- What is needed -
Recast all of the material below as a Markdown table with two columns, "Row" and "Entry". Put the row number in "Row" and each line in "Entry", and skip any blank lines.

Region boundary data
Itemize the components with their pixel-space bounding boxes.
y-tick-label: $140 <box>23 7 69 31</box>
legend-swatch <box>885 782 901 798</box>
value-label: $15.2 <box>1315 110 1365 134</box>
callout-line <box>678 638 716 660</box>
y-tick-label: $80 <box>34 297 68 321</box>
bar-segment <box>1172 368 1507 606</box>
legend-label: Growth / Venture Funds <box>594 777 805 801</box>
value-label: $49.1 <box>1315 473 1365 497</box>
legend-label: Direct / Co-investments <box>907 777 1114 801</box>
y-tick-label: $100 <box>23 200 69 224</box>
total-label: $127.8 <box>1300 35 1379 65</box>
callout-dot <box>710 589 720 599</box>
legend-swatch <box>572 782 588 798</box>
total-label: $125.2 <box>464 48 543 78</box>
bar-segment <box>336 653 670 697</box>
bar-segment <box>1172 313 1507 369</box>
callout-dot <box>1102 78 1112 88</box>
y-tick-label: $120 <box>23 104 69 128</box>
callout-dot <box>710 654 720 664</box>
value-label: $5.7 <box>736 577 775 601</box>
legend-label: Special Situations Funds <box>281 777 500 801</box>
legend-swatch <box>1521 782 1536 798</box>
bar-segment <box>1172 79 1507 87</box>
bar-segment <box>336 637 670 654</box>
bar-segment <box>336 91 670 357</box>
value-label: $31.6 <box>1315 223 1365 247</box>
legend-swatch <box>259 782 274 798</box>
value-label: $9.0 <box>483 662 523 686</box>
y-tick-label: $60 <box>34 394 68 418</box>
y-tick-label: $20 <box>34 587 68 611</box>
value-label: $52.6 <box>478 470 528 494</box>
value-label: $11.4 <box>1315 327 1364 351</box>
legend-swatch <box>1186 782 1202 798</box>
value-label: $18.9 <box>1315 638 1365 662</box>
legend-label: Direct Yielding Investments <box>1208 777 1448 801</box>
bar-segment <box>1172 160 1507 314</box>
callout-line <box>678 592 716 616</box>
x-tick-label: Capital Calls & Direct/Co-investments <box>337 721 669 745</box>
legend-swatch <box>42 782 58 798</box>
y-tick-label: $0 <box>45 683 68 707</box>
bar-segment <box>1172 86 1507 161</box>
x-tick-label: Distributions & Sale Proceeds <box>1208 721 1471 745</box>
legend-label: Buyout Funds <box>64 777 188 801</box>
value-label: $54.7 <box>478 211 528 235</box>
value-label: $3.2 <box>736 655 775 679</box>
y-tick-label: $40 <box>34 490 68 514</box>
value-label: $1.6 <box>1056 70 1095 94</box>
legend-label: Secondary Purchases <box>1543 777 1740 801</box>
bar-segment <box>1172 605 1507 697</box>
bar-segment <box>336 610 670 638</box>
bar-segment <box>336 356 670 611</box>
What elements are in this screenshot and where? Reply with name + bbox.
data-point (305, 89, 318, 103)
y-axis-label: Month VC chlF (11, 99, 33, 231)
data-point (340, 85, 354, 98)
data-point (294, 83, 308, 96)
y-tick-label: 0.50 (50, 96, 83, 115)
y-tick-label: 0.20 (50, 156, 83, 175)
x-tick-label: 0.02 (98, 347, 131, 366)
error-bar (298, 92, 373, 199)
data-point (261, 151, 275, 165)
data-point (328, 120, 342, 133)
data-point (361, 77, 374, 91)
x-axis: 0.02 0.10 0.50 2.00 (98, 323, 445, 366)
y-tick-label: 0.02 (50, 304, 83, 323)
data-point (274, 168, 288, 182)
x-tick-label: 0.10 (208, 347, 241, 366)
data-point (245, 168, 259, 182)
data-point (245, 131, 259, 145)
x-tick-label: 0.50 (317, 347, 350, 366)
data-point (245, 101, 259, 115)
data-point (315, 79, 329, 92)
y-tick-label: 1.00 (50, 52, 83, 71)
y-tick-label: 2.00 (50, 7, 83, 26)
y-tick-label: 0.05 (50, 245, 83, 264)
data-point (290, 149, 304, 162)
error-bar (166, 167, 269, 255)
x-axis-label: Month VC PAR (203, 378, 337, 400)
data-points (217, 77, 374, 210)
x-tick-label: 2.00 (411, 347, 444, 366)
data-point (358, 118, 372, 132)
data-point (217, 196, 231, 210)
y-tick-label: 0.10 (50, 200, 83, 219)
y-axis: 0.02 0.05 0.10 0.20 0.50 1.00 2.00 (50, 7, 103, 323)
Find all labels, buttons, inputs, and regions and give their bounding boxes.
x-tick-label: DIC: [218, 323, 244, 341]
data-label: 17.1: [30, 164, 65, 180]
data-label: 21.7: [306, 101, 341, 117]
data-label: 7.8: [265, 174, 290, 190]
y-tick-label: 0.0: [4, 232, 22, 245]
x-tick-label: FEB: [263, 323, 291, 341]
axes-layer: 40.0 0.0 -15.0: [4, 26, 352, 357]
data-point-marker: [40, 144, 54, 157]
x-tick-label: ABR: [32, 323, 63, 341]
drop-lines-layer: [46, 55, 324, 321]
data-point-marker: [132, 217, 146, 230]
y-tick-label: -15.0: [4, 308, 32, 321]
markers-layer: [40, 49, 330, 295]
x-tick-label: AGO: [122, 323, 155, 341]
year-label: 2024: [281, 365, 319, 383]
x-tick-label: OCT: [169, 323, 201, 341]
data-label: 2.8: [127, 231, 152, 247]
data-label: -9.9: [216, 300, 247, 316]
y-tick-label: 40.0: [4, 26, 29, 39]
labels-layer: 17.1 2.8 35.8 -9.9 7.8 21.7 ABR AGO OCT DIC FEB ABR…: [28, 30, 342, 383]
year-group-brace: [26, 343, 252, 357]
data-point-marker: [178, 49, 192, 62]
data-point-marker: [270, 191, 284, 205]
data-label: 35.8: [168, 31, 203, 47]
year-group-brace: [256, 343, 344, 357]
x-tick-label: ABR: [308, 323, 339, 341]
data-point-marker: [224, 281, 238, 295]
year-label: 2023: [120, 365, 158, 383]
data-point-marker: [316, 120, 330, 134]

- Solution to this task -
| Row | Entry |
|---|---|
| 1 | Itemize the components with their pixel-space bounding boxes. |
| 2 | y-tick-label: $140 <box>23 7 69 31</box> |
| 3 | legend-swatch <box>885 782 901 798</box> |
| 4 | value-label: $15.2 <box>1315 110 1365 134</box> |
| 5 | callout-line <box>678 638 716 660</box> |
| 6 | y-tick-label: $80 <box>34 297 68 321</box> |
| 7 | bar-segment <box>1172 368 1507 606</box> |
| 8 | legend-label: Growth / Venture Funds <box>594 777 805 801</box> |
| 9 | value-label: $49.1 <box>1315 473 1365 497</box> |
| 10 | legend-label: Direct / Co-investments <box>907 777 1114 801</box> |
| 11 | y-tick-label: $100 <box>23 200 69 224</box> |
| 12 | total-label: $127.8 <box>1300 35 1379 65</box> |
| 13 | callout-dot <box>710 589 720 599</box> |
| 14 | legend-swatch <box>572 782 588 798</box> |
| 15 | total-label: $125.2 <box>464 48 543 78</box> |
| 16 | bar-segment <box>336 653 670 697</box> |
| 17 | bar-segment <box>1172 313 1507 369</box> |
| 18 | callout-dot <box>1102 78 1112 88</box> |
| 19 | y-tick-label: $120 <box>23 104 69 128</box> |
| 20 | callout-dot <box>710 654 720 664</box> |
| 21 | value-label: $5.7 <box>736 577 775 601</box> |
| 22 | legend-label: Special Situations Funds <box>281 777 500 801</box> |
| 23 | legend-swatch <box>1521 782 1536 798</box> |
| 24 | bar-segment <box>1172 79 1507 87</box> |
| 25 | bar-segment <box>336 637 670 654</box> |
| 26 | bar-segment <box>336 91 670 357</box> |
| 27 | value-label: $31.6 <box>1315 223 1365 247</box> |
| 28 | legend-swatch <box>259 782 274 798</box> |
| 29 | value-label: $9.0 <box>483 662 523 686</box> |
| 30 | y-tick-label: $60 <box>34 394 68 418</box> |
| 31 | y-tick-label: $20 <box>34 587 68 611</box> |
| 32 | value-label: $52.6 <box>478 470 528 494</box> |
| 33 | value-label: $11.4 <box>1315 327 1364 351</box> |
| 34 | legend-swatch <box>1186 782 1202 798</box> |
| 35 | value-label: $18.9 <box>1315 638 1365 662</box> |
| 36 | legend-label: Direct Yielding Investments <box>1208 777 1448 801</box> |
| 37 | bar-segment <box>1172 160 1507 314</box> |
| 38 | callout-line <box>678 592 716 616</box> |
| 39 | x-tick-label: Capital Calls & Direct/Co-investments <box>337 721 669 745</box> |
| 40 | legend-swatch <box>42 782 58 798</box> |
| 41 | y-tick-label: $0 <box>45 683 68 707</box> |
| 42 | bar-segment <box>1172 86 1507 161</box> |
| 43 | x-tick-label: Distributions & Sale Proceeds <box>1208 721 1471 745</box> |
| 44 | legend-label: Buyout Funds <box>64 777 188 801</box> |
| 45 | value-label: $54.7 <box>478 211 528 235</box> |
| 46 | value-label: $3.2 <box>736 655 775 679</box> |
| 47 | y-tick-label: $40 <box>34 490 68 514</box> |
| 48 | value-label: $1.6 <box>1056 70 1095 94</box> |
| 49 | legend-label: Secondary Purchases <box>1543 777 1740 801</box> |
| 50 | bar-segment <box>1172 605 1507 697</box> |
| 51 | bar-segment <box>336 610 670 638</box> |
| 52 | bar-segment <box>336 356 670 611</box> |
| 53 | What elements are in this screenshot and where? Reply with name + bbox. |
| 54 | data-point (305, 89, 318, 103) |
| 55 | y-axis-label: Month VC chlF (11, 99, 33, 231) |
| 56 | data-point (340, 85, 354, 98) |
| 57 | data-point (294, 83, 308, 96) |
| 58 | y-tick-label: 0.50 (50, 96, 83, 115) |
| 59 | y-tick-label: 0.20 (50, 156, 83, 175) |
| 60 | x-tick-label: 0.02 (98, 347, 131, 366) |
| 61 | error-bar (298, 92, 373, 199) |
| 62 | data-point (261, 151, 275, 165) |
| 63 | data-point (328, 120, 342, 133) |
| 64 | data-point (361, 77, 374, 91) |
| 65 | x-axis: 0.02 0.10 0.50 2.00 (98, 323, 445, 366) |
| 66 | y-tick-label: 0.02 (50, 304, 83, 323) |
| 67 | data-point (274, 168, 288, 182) |
| 68 | x-tick-label: 0.10 (208, 347, 241, 366) |
| 69 | data-point (245, 168, 259, 182) |
| 70 | data-point (245, 131, 259, 145) |
| 71 | x-tick-label: 0.50 (317, 347, 350, 366) |
| 72 | data-point (245, 101, 259, 115) |
| 73 | data-point (315, 79, 329, 92) |
| 74 | y-tick-label: 1.00 (50, 52, 83, 71) |
| 75 | y-tick-label: 2.00 (50, 7, 83, 26) |
| 76 | y-tick-label: 0.05 (50, 245, 83, 264) |
| 77 | data-point (290, 149, 304, 162) |
| 78 | error-bar (166, 167, 269, 255) |
| 79 | x-axis-label: Month VC PAR (203, 378, 337, 400) |
| 80 | data-points (217, 77, 374, 210) |
| 81 | x-tick-label: 2.00 (411, 347, 444, 366) |
| 82 | data-point (358, 118, 372, 132) |
| 83 | data-point (217, 196, 231, 210) |
| 84 | y-tick-label: 0.10 (50, 200, 83, 219) |
| 85 | y-axis: 0.02 0.05 0.10 0.20 0.50 1.00 2.00 (50, 7, 103, 323) |
| 86 | Find all labels, buttons, inputs, and regions and give their bounding boxes. |
| 87 | x-tick-label: DIC: [218, 323, 244, 341] |
| 88 | data-label: 17.1: [30, 164, 65, 180] |
| 89 | data-label: 21.7: [306, 101, 341, 117] |
| 90 | data-label: 7.8: [265, 174, 290, 190] |
| 91 | y-tick-label: 0.0: [4, 232, 22, 245] |
| 92 | x-tick-label: FEB: [263, 323, 291, 341] |
| 93 | axes-layer: 40.0 0.0 -15.0: [4, 26, 352, 357] |
| 94 | data-point-marker: [40, 144, 54, 157] |
| 95 | x-tick-label: ABR: [32, 323, 63, 341] |
| 96 | drop-lines-layer: [46, 55, 324, 321] |
| 97 | data-point-marker: [132, 217, 146, 230] |
| 98 | y-tick-label: -15.0: [4, 308, 32, 321] |
| 99 | markers-layer: [40, 49, 330, 295] |
| 100 | x-tick-label: AGO: [122, 323, 155, 341] |
| 101 | year-label: 2024: [281, 365, 319, 383] |
| 102 | x-tick-label: OCT: [169, 323, 201, 341] |
| 103 | data-label: 2.8: [127, 231, 152, 247] |
| 104 | data-label: -9.9: [216, 300, 247, 316] |
| 105 | y-tick-label: 40.0: [4, 26, 29, 39] |
| 106 | labels-layer: 17.1 2.8 35.8 -9.9 7.8 21.7 ABR AGO OCT DIC FEB ABR…: [28, 30, 342, 383] |
| 107 | year-group-brace: [26, 343, 252, 357] |
| 108 | data-point-marker: [178, 49, 192, 62] |
| 109 | data-point-marker: [270, 191, 284, 205] |
| 110 | data-label: 35.8: [168, 31, 203, 47] |
| 111 | year-group-brace: [256, 343, 344, 357] |
| 112 | x-tick-label: ABR: [308, 323, 339, 341] |
| 113 | data-point-marker: [224, 281, 238, 295] |
| 114 | year-label: 2023: [120, 365, 158, 383] |
| 115 | data-point-marker: [316, 120, 330, 134] |